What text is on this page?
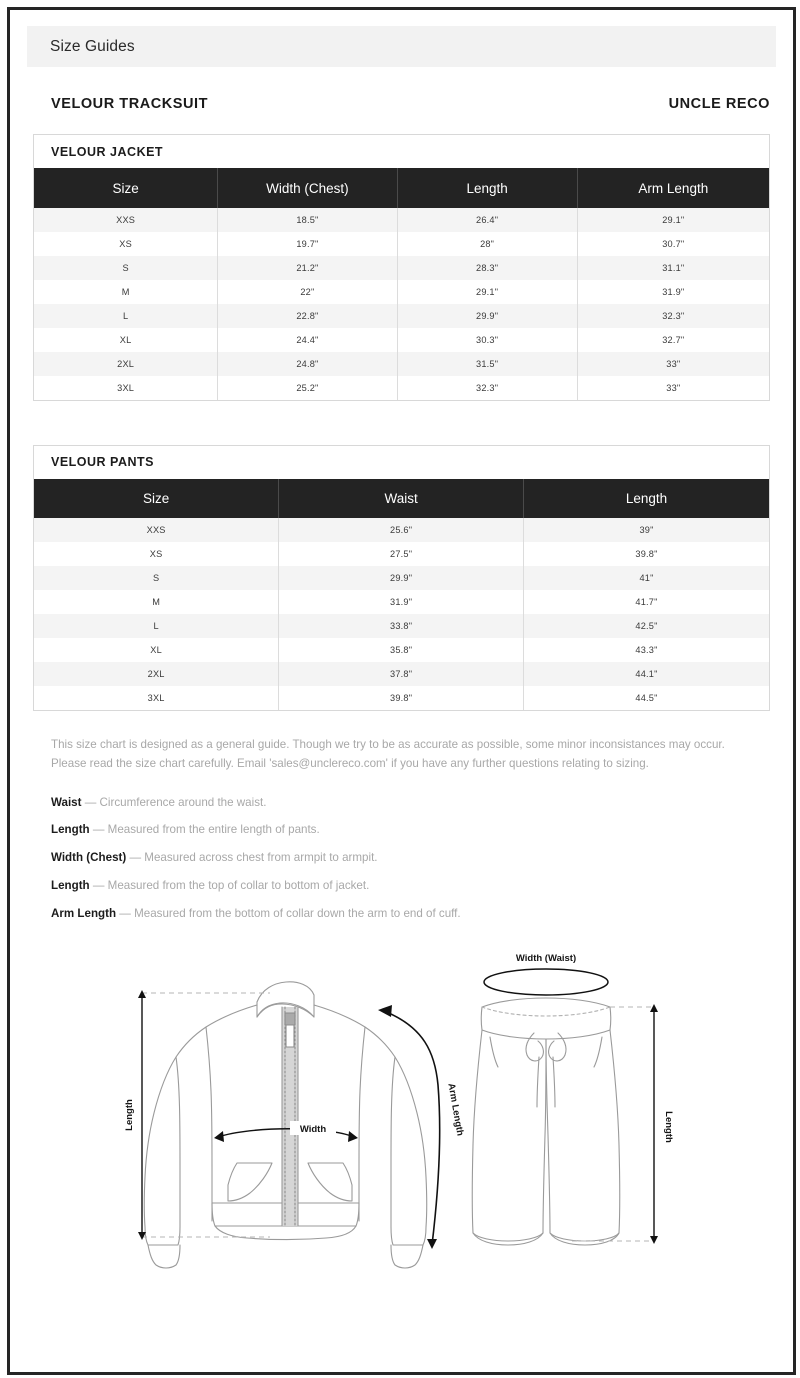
Size Guides
VELOUR TRACKSUIT	UNCLE RECO
VELOUR JACKET
Size	Width (Chest)	Length	Arm Length
XXS	18.5"	26.4"	29.1"
XS	19.7"	28"	30.7"
S	21.2"	28.3"	31.1"
M	22"	29.1"	31.9"
L	22.8"	29.9"	32.3"
XL	24.4"	30.3"	32.7"
2XL	24.8"	31.5"	33"
3XL	25.2"	32.3"	33"
VELOUR PANTS
Size	Waist	Length
XXS	25.6"	39"
XS	27.5"	39.8"
S	29.9"	41"
M	31.9"	41.7"
L	33.8"	42.5"
XL	35.8"	43.3"
2XL	37.8"	44.1"
3XL	39.8"	44.5"

This size chart is designed as a general guide. Though we try to be as accurate as possible, some minor inconsistances may occur. Please read the size chart carefully. Email 'sales@unclereco.com' if you have any further questions relating to sizing.

Waist — Circumference around the waist.
Length — Measured from the entire length of pants.
Width (Chest) — Measured across chest from armpit to armpit.
Length — Measured from the top of collar to bottom of jacket.
Arm Length — Measured from the bottom of collar down the arm to end of cuff.
Length	Width	Arm Length
Width (Waist)
Length
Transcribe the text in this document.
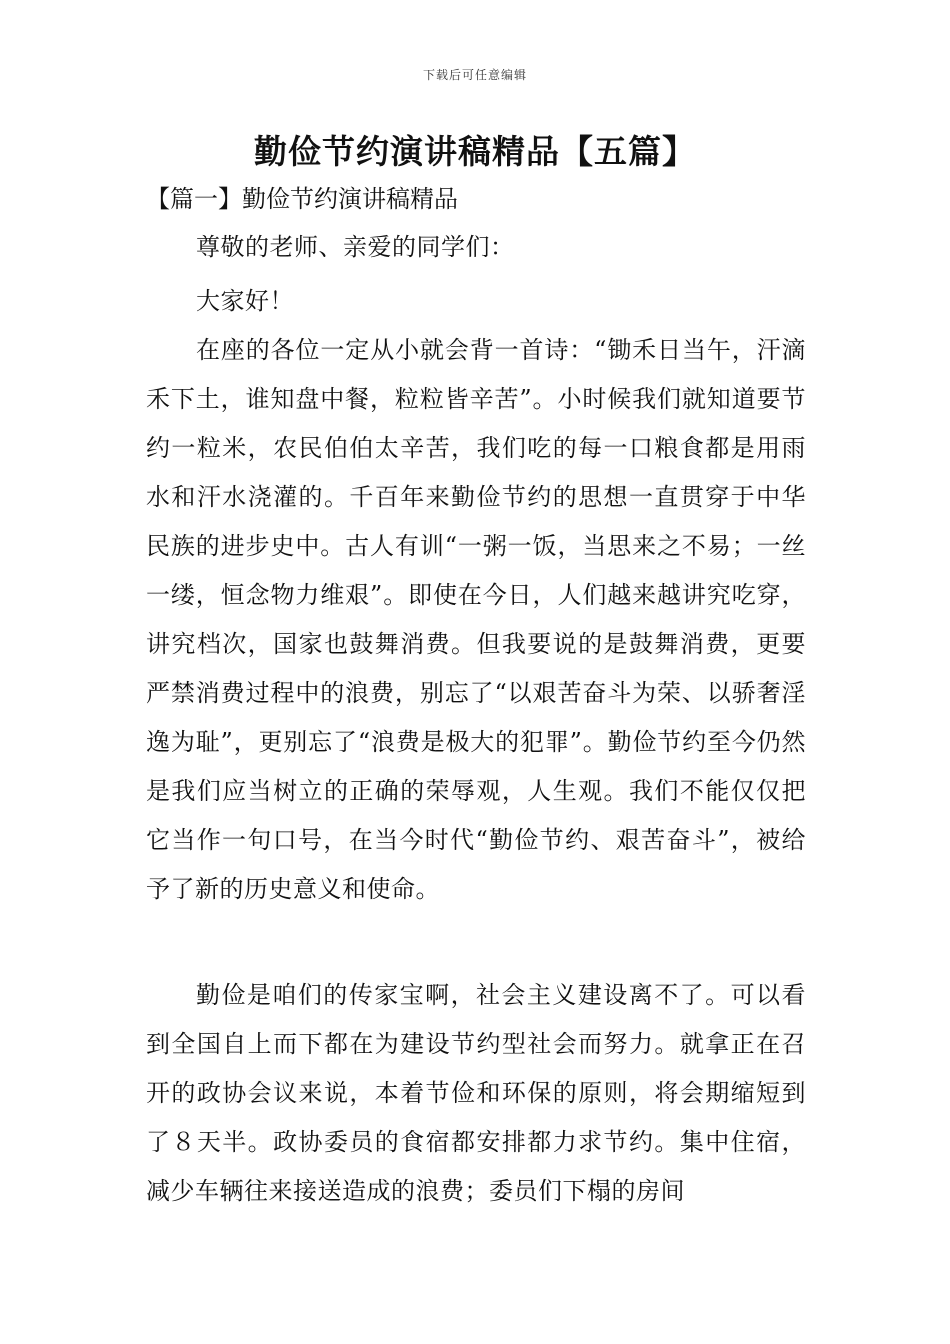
下载后可任意编辑
勤俭节约演讲稿精品【五篇】
【篇一】勤俭节约演讲稿精品

尊敬的老师、亲爱的同学们：

大家好！

在座的各位一定从小就会背一首诗：“锄禾日当午，汗滴禾下土，谁知盘中餐，粒粒皆辛苦”。小时候我们就知道要节约一粒米，农民伯伯太辛苦，我们吃的每一口粮食都是用雨水和汗水浇灌的。千百年来勤俭节约的思想一直贯穿于中华民族的进步史中。古人有训“一粥一饭，当思来之不易；一丝一缕，恒念物力维艰”。即使在今日，人们越来越讲究吃穿，讲究档次，国家也鼓舞消费。但我要说的是鼓舞消费，更要严禁消费过程中的浪费，别忘了“以艰苦奋斗为荣、以骄奢淫逸为耻”，更别忘了“浪费是极大的犯罪”。勤俭节约至今仍然是我们应当树立的正确的荣辱观，人生观。我们不能仅仅把它当作一句口号，在当今时代“勤俭节约、艰苦奋斗”，被给予了新的历史意义和使命。

勤俭是咱们的传家宝啊，社会主义建设离不了。可以看到全国自上而下都在为建设节约型社会而努力。就拿正在召开的政协会议来说，本着节俭和环保的原则，将会期缩短到了８天半。政协委员的食宿都安排都力求节约。集中住宿，减少车辆往来接送造成的浪费；委员们下榻的房间
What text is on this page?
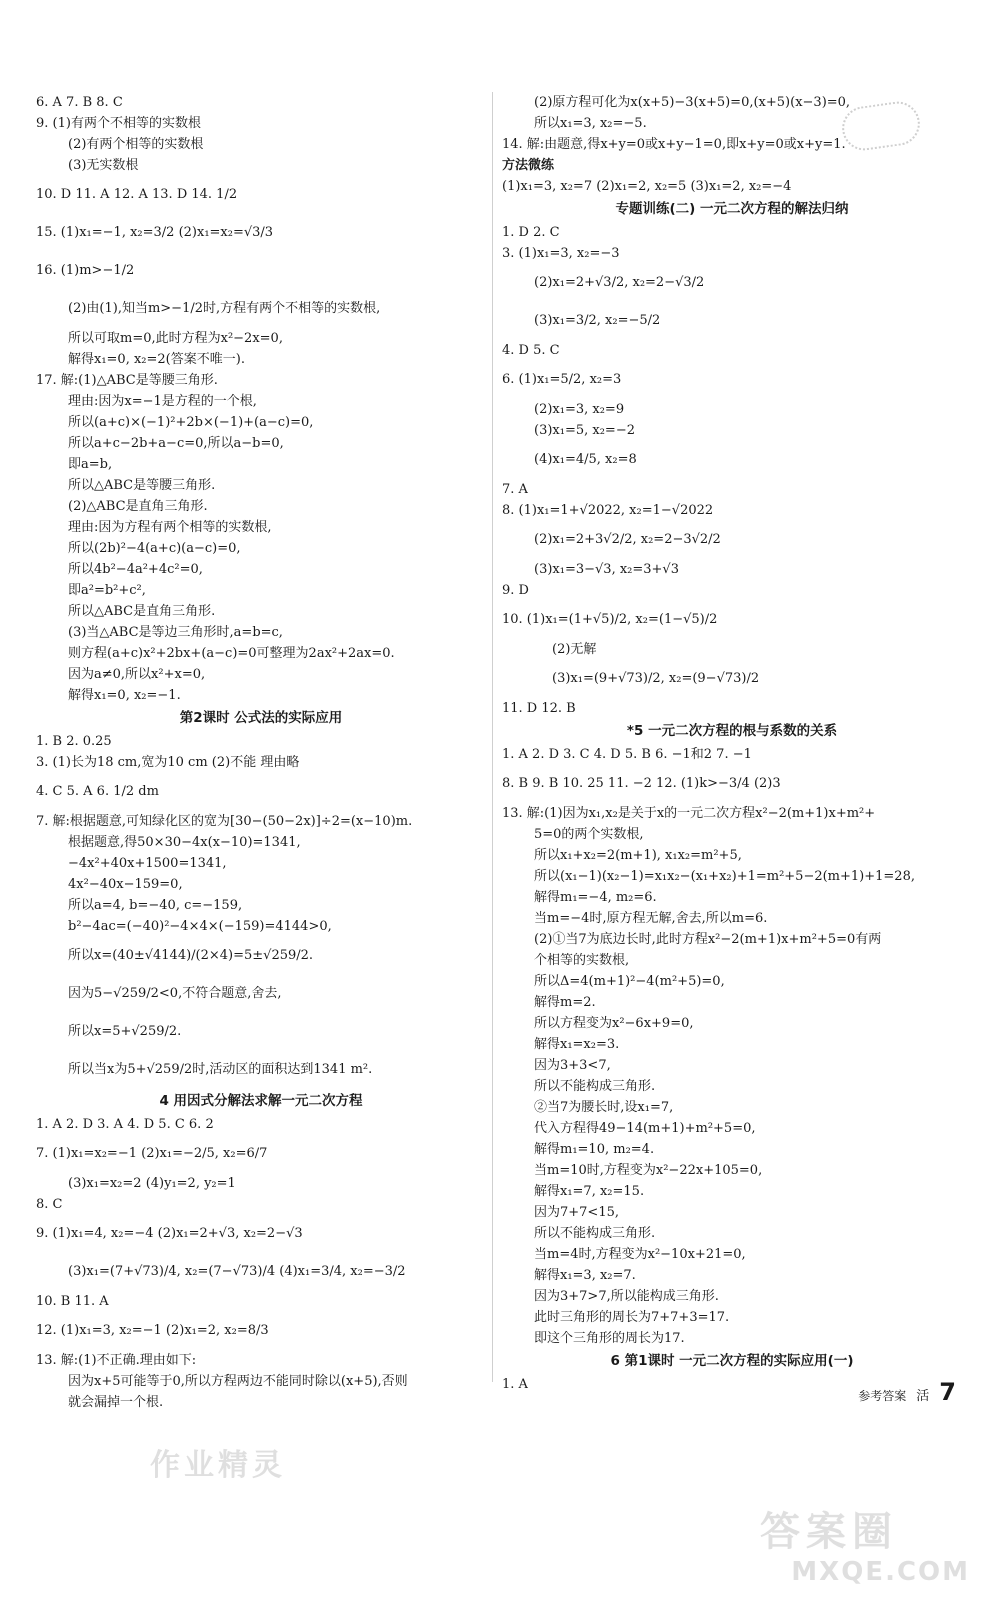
6. A 7. B 8. C
9. (1)有两个不相等的实数根
(2)有两个相等的实数根
(3)无实数根
10. D 11. A 12. A 13. D 14. 1/2
15. (1)x₁=−1, x₂=3/2 (2)x₁=x₂=√3/3
16. (1)m>−1/2
(2)由(1),知当m>−1/2时,方程有两个不相等的实数根,
所以可取m=0,此时方程为x²−2x=0,
解得x₁=0, x₂=2(答案不唯一).
17. 解:(1)△ABC是等腰三角形.
理由:因为x=−1是方程的一个根,
所以(a+c)×(−1)²+2b×(−1)+(a−c)=0,
所以a+c−2b+a−c=0,所以a−b=0,
即a=b,
所以△ABC是等腰三角形.
(2)△ABC是直角三角形.
理由:因为方程有两个相等的实数根,
所以(2b)²−4(a+c)(a−c)=0,
所以4b²−4a²+4c²=0,
即a²=b²+c²,
所以△ABC是直角三角形.
(3)当△ABC是等边三角形时,a=b=c,
则方程(a+c)x²+2bx+(a−c)=0可整理为2ax²+2ax=0.
因为a≠0,所以x²+x=0,
解得x₁=0, x₂=−1.
第2课时 公式法的实际应用
1. B 2. 0.25
3. (1)长为18 cm,宽为10 cm (2)不能 理由略
4. C 5. A 6. 1/2 dm
7. 解:根据题意,可知绿化区的宽为[30−(50−2x)]÷2=(x−10)m.
根据题意,得50×30−4x(x−10)=1341,
−4x²+40x+1500=1341,
4x²−40x−159=0,
所以a=4, b=−40, c=−159,
b²−4ac=(−40)²−4×4×(−159)=4144>0,
所以x=(40±√4144)/(2×4)=5±√259/2.
因为5−√259/2<0,不符合题意,舍去,
所以x=5+√259/2.
所以当x为5+√259/2时,活动区的面积达到1341 m².
4 用因式分解法求解一元二次方程
1. A 2. D 3. A 4. D 5. C 6. 2
7. (1)x₁=x₂=−1 (2)x₁=−2/5, x₂=6/7
(3)x₁=x₂=2 (4)y₁=2, y₂=1
8. C
9. (1)x₁=4, x₂=−4 (2)x₁=2+√3, x₂=2−√3
(3)x₁=(7+√73)/4, x₂=(7−√73)/4 (4)x₁=3/4, x₂=−3/2
10. B 11. A
12. (1)x₁=3, x₂=−1 (2)x₁=2, x₂=8/3
13. 解:(1)不正确.理由如下:
因为x+5可能等于0,所以方程两边不能同时除以(x+5),否则
就会漏掉一个根.
(2)原方程可化为x(x+5)−3(x+5)=0,(x+5)(x−3)=0,
所以x₁=3, x₂=−5.
14. 解:由题意,得x+y=0或x+y−1=0,即x+y=0或x+y=1.
方法微练
(1)x₁=3, x₂=7 (2)x₁=2, x₂=5 (3)x₁=2, x₂=−4
专题训练(二) 一元二次方程的解法归纳
1. D 2. C
3. (1)x₁=3, x₂=−3
(2)x₁=2+√3/2, x₂=2−√3/2
(3)x₁=3/2, x₂=−5/2
4. D 5. C
6. (1)x₁=5/2, x₂=3
(2)x₁=3, x₂=9
(3)x₁=5, x₂=−2
(4)x₁=4/5, x₂=8
7. A
8. (1)x₁=1+√2022, x₂=1−√2022
(2)x₁=2+3√2/2, x₂=2−3√2/2
(3)x₁=3−√3, x₂=3+√3
9. D
10. (1)x₁=(1+√5)/2, x₂=(1−√5)/2
(2)无解
(3)x₁=(9+√73)/2, x₂=(9−√73)/2
11. D 12. B
*5 一元二次方程的根与系数的关系
1. A 2. D 3. C 4. D 5. B 6. −1和2 7. −1
8. B 9. B 10. 25 11. −2 12. (1)k>−3/4 (2)3
13. 解:(1)因为x₁,x₂是关于x的一元二次方程x²−2(m+1)x+m²+
5=0的两个实数根,
所以x₁+x₂=2(m+1), x₁x₂=m²+5,
所以(x₁−1)(x₂−1)=x₁x₂−(x₁+x₂)+1=m²+5−2(m+1)+1=28,
解得m₁=−4, m₂=6.
当m=−4时,原方程无解,舍去,所以m=6.
(2)①当7为底边长时,此时方程x²−2(m+1)x+m²+5=0有两
个相等的实数根,
所以Δ=4(m+1)²−4(m²+5)=0,
解得m=2.
所以方程变为x²−6x+9=0,
解得x₁=x₂=3.
因为3+3<7,
所以不能构成三角形.
②当7为腰长时,设x₁=7,
代入方程得49−14(m+1)+m²+5=0,
解得m₁=10, m₂=4.
当m=10时,方程变为x²−22x+105=0,
解得x₁=7, x₂=15.
因为7+7<15,
所以不能构成三角形.
当m=4时,方程变为x²−10x+21=0,
解得x₁=3, x₂=7.
因为3+7>7,所以能构成三角形.
此时三角形的周长为7+7+3=17.
即这个三角形的周长为17.
6 第1课时 一元二次方程的实际应用(一)
1. A
参考答案 活 7
作业精灵
答案圈
MXQE.COM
================================
The task - How many of the lines above include the word "Waist"? Respond with the number alone.

Answer to the task - 3